Aim
Transcribe the data that follows precisely, omitting nothing.

Items listed in a dataset
☆ ☆ ☆ ☆

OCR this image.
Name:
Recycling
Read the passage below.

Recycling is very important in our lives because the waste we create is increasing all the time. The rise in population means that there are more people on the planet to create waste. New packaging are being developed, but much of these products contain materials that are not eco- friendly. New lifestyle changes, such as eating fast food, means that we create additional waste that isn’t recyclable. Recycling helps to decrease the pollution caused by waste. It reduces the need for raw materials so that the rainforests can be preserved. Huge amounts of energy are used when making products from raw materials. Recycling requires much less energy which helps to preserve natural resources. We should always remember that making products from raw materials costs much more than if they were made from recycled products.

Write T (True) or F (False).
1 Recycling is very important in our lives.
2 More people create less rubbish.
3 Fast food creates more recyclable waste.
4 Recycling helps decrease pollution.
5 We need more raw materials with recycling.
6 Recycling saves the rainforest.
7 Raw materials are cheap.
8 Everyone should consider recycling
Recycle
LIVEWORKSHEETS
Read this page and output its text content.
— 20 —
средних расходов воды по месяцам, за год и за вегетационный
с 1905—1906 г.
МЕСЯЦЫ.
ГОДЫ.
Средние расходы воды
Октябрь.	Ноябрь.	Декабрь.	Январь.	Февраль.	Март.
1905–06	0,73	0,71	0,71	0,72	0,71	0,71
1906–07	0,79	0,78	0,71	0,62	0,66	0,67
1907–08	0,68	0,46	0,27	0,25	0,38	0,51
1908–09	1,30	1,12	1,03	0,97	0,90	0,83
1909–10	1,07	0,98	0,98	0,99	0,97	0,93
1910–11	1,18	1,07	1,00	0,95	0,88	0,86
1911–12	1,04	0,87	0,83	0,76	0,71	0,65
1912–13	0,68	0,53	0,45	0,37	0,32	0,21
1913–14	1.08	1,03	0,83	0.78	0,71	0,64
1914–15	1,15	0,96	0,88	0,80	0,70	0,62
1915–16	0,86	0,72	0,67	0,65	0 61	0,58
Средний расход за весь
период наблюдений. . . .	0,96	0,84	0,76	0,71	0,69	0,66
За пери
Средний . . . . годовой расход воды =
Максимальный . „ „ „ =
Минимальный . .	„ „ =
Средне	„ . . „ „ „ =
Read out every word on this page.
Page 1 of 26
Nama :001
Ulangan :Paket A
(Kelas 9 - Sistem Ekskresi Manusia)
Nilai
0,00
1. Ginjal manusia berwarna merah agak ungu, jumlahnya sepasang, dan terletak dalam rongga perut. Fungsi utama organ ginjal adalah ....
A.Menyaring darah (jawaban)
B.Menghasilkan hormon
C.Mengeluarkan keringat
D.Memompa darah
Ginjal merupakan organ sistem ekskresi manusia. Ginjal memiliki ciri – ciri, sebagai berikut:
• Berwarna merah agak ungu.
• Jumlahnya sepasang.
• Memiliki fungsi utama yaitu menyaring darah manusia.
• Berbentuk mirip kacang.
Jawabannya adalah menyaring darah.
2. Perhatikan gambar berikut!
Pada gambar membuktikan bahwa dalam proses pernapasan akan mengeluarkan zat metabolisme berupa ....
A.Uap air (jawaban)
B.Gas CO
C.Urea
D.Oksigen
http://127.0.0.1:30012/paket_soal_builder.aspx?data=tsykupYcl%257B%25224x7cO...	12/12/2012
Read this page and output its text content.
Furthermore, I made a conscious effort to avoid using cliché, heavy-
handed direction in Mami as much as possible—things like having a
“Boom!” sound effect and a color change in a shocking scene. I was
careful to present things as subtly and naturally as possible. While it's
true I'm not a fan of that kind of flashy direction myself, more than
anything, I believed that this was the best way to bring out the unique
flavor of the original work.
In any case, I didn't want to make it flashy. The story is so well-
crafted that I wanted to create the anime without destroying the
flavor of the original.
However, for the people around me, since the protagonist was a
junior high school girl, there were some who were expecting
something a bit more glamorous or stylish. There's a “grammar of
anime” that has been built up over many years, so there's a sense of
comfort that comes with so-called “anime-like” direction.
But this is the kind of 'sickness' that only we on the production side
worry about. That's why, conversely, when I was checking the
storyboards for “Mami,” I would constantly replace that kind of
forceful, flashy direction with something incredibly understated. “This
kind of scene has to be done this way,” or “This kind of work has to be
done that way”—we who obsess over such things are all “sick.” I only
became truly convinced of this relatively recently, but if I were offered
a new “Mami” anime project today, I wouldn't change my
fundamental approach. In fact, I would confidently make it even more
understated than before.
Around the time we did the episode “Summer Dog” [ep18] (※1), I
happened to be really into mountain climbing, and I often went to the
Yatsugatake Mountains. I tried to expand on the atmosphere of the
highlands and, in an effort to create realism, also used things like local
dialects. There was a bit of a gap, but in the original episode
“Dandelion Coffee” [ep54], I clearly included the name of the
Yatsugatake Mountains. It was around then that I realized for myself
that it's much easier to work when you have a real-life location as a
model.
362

☆ ☆ ☆ ☆

Answer in full
OCR this image.
Name:
Recycling
Read the passage below.

Recycling is very important in our lives because the waste we create is increasing all the time. The rise in population means that there are more people on the planet to create waste. New packaging are being developed, but much of these products contain materials that are not eco- friendly. New lifestyle changes, such as eating fast food, means that we create additional waste that isn’t recyclable. Recycling helps to decrease the pollution caused by waste. It reduces the need for raw materials so that the rainforests can be preserved. Huge amounts of energy are used when making products from raw materials. Recycling requires much less energy which helps to preserve natural resources. We should always remember that making products from raw materials costs much more than if they were made from recycled products.

Write T (True) or F (False).
1 Recycling is very important in our lives.
2 More people create less rubbish.
3 Fast food creates more recyclable waste.
4 Recycling helps decrease pollution.
5 We need more raw materials with recycling.
6 Recycling saves the rainforest.
7 Raw materials are cheap.
8 Everyone should consider recycling
Recycle
LIVEWORKSHEETS
Read this page and output its text content.
— 20 —
средних расходов воды по месяцам, за год и за вегетационный
с 1905—1906 г.
МЕСЯЦЫ.
ГОДЫ.
Средние расходы воды
Октябрь.	Ноябрь.	Декабрь.	Январь.	Февраль.	Март.
1905–06	0,73	0,71	0,71	0,72	0,71	0,71
1906–07	0,79	0,78	0,71	0,62	0,66	0,67
1907–08	0,68	0,46	0,27	0,25	0,38	0,51
1908–09	1,30	1,12	1,03	0,97	0,90	0,83
1909–10	1,07	0,98	0,98	0,99	0,97	0,93
1910–11	1,18	1,07	1,00	0,95	0,88	0,86
1911–12	1,04	0,87	0,83	0,76	0,71	0,65
1912–13	0,68	0,53	0,45	0,37	0,32	0,21
1913–14	1.08	1,03	0,83	0.78	0,71	0,64
1914–15	1,15	0,96	0,88	0,80	0,70	0,62
1915–16	0,86	0,72	0,67	0,65	0 61	0,58
Средний расход за весь
период наблюдений. . . .	0,96	0,84	0,76	0,71	0,69	0,66
За пери
Средний . . . . годовой расход воды =
Максимальный . „ „ „ =
Минимальный . .	„ „ =
Средне	„ . . „ „ „ =
Read out every word on this page.
Page 1 of 26
Nama :001
Ulangan :Paket A
(Kelas 9 - Sistem Ekskresi Manusia)
Nilai
0,00
1. Ginjal manusia berwarna merah agak ungu, jumlahnya sepasang, dan terletak dalam rongga perut. Fungsi utama organ ginjal adalah ....
A.Menyaring darah (jawaban)
B.Menghasilkan hormon
C.Mengeluarkan keringat
D.Memompa darah
Ginjal merupakan organ sistem ekskresi manusia. Ginjal memiliki ciri – ciri, sebagai berikut:
• Berwarna merah agak ungu.
• Jumlahnya sepasang.
• Memiliki fungsi utama yaitu menyaring darah manusia.
• Berbentuk mirip kacang.
Jawabannya adalah menyaring darah.
2. Perhatikan gambar berikut!
Pada gambar membuktikan bahwa dalam proses pernapasan akan mengeluarkan zat metabolisme berupa ....
A.Uap air (jawaban)
B.Gas CO
C.Urea
D.Oksigen
http://127.0.0.1:30012/paket_soal_builder.aspx?data=tsykupYcl%257B%25224x7cO...	12/12/2012
Read this page and output its text content.
Furthermore, I made a conscious effort to avoid using cliché, heavy-
handed direction in Mami as much as possible—things like having a
“Boom!” sound effect and a color change in a shocking scene. I was
careful to present things as subtly and naturally as possible. While it's
true I'm not a fan of that kind of flashy direction myself, more than
anything, I believed that this was the best way to bring out the unique
flavor of the original work.
In any case, I didn't want to make it flashy. The story is so well-
crafted that I wanted to create the anime without destroying the
flavor of the original.
However, for the people around me, since the protagonist was a
junior high school girl, there were some who were expecting
something a bit more glamorous or stylish. There's a “grammar of
anime” that has been built up over many years, so there's a sense of
comfort that comes with so-called “anime-like” direction.
But this is the kind of 'sickness' that only we on the production side
worry about. That's why, conversely, when I was checking the
storyboards for “Mami,” I would constantly replace that kind of
forceful, flashy direction with something incredibly understated. “This
kind of scene has to be done this way,” or “This kind of work has to be
done that way”—we who obsess over such things are all “sick.” I only
became truly convinced of this relatively recently, but if I were offered
a new “Mami” anime project today, I wouldn't change my
fundamental approach. In fact, I would confidently make it even more
understated than before.
Around the time we did the episode “Summer Dog” [ep18] (※1), I
happened to be really into mountain climbing, and I often went to the
Yatsugatake Mountains. I tried to expand on the atmosphere of the
highlands and, in an effort to create realism, also used things like local
dialects. There was a bit of a gap, but in the original episode
“Dandelion Coffee” [ep54], I clearly included the name of the
Yatsugatake Mountains. It was around then that I realized for myself
that it's much easier to work when you have a real-life location as a
model.
362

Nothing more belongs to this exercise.